Data excerpts
'''

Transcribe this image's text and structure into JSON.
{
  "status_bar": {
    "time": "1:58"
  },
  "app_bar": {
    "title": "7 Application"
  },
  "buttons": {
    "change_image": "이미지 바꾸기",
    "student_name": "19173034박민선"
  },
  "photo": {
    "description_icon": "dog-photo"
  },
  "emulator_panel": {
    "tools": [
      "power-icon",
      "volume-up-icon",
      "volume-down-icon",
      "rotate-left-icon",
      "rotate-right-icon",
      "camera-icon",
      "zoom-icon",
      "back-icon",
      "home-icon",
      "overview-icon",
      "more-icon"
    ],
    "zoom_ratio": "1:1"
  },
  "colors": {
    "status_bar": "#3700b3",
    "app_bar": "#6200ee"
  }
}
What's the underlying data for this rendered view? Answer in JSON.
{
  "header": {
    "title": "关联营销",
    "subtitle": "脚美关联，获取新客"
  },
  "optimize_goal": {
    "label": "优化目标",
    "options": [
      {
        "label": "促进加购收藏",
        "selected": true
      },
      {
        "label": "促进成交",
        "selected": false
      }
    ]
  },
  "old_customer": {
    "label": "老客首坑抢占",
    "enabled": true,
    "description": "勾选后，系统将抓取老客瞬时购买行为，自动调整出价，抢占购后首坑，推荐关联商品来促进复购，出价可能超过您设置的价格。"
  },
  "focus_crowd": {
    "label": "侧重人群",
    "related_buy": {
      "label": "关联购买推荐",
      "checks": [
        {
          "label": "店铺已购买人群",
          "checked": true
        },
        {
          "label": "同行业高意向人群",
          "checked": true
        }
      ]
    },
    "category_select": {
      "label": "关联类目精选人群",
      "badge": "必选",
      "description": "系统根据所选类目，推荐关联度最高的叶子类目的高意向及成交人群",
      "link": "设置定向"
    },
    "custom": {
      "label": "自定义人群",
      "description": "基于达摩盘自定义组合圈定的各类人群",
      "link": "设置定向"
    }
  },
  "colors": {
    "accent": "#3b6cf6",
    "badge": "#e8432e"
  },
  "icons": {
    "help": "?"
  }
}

'''

WHAT IS NEEDED
How many lines of the listing above include the word "label"? State the number and nothing else.

SOLUTION FOR THIS PROBLEM
10